TASK DIRECTIONS. Provide an exact copy of the data, excluding the images.

RECORDS FOR THE EXERCISE.

+++

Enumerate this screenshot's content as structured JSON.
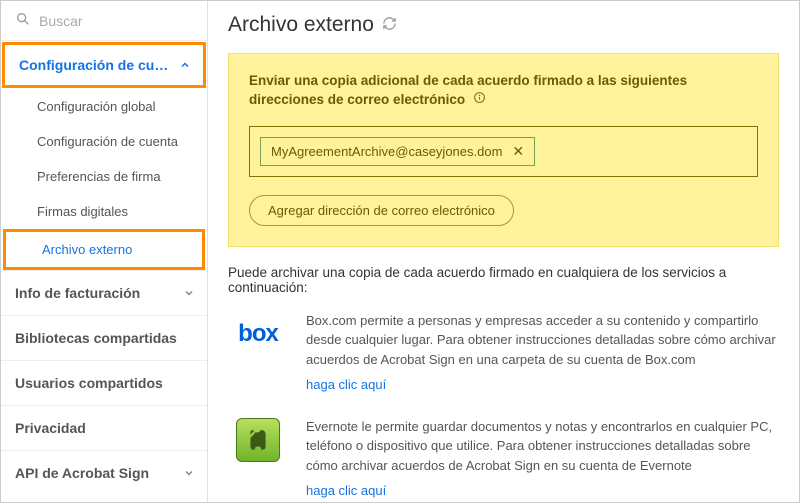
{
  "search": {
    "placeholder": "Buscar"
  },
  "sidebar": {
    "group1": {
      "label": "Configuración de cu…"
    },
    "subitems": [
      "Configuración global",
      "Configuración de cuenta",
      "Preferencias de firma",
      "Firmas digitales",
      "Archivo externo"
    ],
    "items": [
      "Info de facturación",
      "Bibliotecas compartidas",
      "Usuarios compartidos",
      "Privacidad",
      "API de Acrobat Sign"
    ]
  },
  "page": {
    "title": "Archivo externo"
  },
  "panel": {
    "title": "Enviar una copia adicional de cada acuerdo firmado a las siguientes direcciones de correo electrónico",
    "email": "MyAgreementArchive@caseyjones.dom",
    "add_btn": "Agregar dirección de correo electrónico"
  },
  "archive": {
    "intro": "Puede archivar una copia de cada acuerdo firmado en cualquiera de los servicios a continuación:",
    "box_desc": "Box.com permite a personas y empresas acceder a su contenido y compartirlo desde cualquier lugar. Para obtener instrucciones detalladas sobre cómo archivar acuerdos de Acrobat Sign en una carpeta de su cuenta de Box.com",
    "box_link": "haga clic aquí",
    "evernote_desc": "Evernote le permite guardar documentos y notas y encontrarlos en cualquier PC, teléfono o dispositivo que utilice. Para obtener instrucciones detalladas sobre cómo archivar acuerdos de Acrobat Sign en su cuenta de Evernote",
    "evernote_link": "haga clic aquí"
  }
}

+++

RESULT BELOW.
Enumerate this screenshot's content as structured JSON.
{
  "search": {
    "placeholder": "Buscar"
  },
  "sidebar": {
    "group1": {
      "label": "Configuración de cu…"
    },
    "subitems": [
      "Configuración global",
      "Configuración de cuenta",
      "Preferencias de firma",
      "Firmas digitales",
      "Archivo externo"
    ],
    "items": [
      "Info de facturación",
      "Bibliotecas compartidas",
      "Usuarios compartidos",
      "Privacidad",
      "API de Acrobat Sign"
    ]
  },
  "page": {
    "title": "Archivo externo"
  },
  "panel": {
    "title": "Enviar una copia adicional de cada acuerdo firmado a las siguientes direcciones de correo electrónico",
    "email": "MyAgreementArchive@caseyjones.dom",
    "add_btn": "Agregar dirección de correo electrónico"
  },
  "archive": {
    "intro": "Puede archivar una copia de cada acuerdo firmado en cualquiera de los servicios a continuación:",
    "box_desc": "Box.com permite a personas y empresas acceder a su contenido y compartirlo desde cualquier lugar. Para obtener instrucciones detalladas sobre cómo archivar acuerdos de Acrobat Sign en una carpeta de su cuenta de Box.com",
    "box_link": "haga clic aquí",
    "evernote_desc": "Evernote le permite guardar documentos y notas y encontrarlos en cualquier PC, teléfono o dispositivo que utilice. Para obtener instrucciones detalladas sobre cómo archivar acuerdos de Acrobat Sign en su cuenta de Evernote",
    "evernote_link": "haga clic aquí"
  }
}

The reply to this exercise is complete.